→ **Problem details**:
Extract each line where the string "true" shows up.

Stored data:
━━━━━━━━

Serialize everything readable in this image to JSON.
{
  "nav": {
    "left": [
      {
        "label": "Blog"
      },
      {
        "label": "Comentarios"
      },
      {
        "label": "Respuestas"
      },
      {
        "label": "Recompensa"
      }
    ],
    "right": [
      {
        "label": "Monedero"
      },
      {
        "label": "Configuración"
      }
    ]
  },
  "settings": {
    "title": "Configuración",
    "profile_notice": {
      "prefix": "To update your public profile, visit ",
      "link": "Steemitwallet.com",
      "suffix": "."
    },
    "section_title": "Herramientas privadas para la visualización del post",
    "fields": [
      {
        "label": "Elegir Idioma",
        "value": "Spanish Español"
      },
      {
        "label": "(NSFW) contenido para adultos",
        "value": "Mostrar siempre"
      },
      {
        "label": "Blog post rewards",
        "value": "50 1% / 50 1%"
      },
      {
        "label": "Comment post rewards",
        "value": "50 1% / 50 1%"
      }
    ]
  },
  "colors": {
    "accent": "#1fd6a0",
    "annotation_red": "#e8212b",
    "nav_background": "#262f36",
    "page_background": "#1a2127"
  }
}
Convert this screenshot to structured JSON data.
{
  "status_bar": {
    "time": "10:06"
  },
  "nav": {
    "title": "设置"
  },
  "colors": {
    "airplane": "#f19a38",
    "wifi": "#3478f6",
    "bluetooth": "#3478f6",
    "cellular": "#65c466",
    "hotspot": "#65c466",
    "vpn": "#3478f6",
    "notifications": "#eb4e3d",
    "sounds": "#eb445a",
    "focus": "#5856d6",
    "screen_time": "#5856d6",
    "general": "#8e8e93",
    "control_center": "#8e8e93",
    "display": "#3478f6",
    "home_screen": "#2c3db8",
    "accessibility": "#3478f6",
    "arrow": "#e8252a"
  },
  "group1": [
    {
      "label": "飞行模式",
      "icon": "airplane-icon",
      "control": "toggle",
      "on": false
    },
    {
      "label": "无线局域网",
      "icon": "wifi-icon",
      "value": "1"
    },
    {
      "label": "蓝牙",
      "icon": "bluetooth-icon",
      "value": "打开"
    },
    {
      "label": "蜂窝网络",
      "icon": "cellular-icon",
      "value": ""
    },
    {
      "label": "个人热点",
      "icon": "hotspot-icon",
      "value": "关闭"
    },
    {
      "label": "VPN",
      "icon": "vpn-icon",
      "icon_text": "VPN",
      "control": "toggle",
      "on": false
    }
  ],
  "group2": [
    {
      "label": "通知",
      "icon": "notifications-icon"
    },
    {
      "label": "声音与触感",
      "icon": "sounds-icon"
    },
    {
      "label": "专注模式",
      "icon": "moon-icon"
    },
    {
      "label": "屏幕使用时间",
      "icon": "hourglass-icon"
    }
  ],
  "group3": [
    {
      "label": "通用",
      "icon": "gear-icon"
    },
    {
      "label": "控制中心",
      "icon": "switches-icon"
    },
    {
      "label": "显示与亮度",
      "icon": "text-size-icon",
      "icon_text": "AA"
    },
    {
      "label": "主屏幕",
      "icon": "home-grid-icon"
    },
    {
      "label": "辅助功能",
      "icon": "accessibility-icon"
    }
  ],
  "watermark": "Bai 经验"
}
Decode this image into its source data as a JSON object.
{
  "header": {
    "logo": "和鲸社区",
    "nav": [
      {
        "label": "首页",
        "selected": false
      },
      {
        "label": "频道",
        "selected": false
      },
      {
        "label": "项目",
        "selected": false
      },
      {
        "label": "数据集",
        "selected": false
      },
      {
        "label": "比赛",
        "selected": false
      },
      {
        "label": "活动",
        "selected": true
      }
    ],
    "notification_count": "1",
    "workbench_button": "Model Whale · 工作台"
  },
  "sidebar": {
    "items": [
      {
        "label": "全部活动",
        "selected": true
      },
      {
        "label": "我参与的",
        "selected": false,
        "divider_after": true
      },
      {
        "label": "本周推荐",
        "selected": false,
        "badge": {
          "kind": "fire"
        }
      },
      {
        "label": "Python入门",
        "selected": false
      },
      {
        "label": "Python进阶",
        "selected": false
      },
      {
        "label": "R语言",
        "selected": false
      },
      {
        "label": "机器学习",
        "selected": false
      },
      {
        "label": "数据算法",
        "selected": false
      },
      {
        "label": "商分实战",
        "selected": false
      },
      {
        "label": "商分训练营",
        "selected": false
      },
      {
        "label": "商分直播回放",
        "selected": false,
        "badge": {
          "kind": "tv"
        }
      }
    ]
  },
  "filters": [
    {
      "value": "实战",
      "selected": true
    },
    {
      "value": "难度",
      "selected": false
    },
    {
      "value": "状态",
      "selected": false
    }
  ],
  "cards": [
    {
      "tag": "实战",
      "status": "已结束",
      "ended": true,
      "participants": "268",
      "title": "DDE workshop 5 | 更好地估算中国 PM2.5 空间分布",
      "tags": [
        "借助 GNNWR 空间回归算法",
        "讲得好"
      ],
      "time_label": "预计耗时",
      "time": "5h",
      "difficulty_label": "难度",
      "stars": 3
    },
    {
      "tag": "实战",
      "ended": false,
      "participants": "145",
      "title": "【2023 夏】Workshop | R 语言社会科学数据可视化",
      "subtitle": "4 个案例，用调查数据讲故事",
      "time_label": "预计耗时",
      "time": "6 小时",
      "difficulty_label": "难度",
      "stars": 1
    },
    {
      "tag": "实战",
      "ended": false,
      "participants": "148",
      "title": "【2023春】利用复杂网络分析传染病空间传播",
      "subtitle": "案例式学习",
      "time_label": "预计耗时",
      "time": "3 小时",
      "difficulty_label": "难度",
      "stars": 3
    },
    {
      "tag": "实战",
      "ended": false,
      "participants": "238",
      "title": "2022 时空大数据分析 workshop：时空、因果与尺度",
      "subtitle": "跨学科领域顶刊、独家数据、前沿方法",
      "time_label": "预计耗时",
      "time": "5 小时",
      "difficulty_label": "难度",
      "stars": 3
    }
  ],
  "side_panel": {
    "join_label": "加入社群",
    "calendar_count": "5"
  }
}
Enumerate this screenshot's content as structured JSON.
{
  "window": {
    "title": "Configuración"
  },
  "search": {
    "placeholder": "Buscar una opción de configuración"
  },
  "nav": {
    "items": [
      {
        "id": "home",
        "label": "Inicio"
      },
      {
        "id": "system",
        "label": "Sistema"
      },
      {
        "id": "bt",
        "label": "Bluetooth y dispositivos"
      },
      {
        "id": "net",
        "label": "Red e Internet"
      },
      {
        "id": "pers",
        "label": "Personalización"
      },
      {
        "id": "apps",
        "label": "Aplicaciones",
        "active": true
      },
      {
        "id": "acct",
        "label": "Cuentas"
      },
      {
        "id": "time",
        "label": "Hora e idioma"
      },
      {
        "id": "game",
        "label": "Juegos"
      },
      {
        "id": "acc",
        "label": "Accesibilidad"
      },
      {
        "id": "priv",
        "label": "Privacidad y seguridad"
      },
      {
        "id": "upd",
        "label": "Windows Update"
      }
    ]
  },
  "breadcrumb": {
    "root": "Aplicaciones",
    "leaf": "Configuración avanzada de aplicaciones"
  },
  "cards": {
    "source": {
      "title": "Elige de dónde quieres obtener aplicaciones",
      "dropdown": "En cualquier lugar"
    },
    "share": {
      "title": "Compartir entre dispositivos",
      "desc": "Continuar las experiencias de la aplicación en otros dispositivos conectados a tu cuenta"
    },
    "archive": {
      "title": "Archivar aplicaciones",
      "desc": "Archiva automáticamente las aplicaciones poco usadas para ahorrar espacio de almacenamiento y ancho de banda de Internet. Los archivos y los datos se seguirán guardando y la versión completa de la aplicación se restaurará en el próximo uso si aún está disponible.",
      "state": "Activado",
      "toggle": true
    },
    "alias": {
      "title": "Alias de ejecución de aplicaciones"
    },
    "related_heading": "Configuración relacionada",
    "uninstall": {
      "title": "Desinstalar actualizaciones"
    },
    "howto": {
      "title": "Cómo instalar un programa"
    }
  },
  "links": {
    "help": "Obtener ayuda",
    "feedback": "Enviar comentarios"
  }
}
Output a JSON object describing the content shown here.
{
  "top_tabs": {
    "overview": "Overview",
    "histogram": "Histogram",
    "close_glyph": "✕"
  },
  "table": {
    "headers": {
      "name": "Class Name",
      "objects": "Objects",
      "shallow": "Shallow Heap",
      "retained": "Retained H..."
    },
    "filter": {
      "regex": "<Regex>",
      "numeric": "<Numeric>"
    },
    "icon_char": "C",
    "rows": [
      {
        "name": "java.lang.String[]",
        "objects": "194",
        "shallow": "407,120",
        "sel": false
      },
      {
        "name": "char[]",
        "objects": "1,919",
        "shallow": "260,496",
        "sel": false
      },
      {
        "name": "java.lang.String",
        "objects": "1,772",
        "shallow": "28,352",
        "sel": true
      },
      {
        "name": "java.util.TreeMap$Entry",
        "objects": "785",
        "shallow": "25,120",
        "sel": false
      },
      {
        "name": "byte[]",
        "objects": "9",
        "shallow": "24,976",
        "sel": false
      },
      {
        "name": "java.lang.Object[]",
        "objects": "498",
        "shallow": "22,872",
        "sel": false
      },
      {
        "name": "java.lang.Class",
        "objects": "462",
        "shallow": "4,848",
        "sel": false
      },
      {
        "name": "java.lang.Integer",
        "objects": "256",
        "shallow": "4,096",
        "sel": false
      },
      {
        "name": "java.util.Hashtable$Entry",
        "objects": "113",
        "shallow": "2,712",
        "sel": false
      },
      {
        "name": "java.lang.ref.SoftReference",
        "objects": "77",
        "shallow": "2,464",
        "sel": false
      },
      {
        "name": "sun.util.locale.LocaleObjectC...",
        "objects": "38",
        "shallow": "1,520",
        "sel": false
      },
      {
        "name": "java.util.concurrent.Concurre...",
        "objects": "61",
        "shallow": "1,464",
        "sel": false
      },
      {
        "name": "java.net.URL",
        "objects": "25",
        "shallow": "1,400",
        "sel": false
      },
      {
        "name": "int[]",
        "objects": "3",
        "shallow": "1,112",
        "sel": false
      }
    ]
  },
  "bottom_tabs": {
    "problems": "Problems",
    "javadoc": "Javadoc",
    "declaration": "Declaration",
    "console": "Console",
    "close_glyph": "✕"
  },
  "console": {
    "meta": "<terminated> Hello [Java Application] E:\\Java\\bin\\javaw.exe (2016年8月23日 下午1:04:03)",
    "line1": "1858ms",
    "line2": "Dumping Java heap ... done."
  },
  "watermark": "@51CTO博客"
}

━━━━━━━━

→ **Answer to the problem**:
        "selected": true
        "selected": true
        "divider_after": true
      "selected": true
      "ended": true,
        "active": true
      "toggle": true
        "sel": true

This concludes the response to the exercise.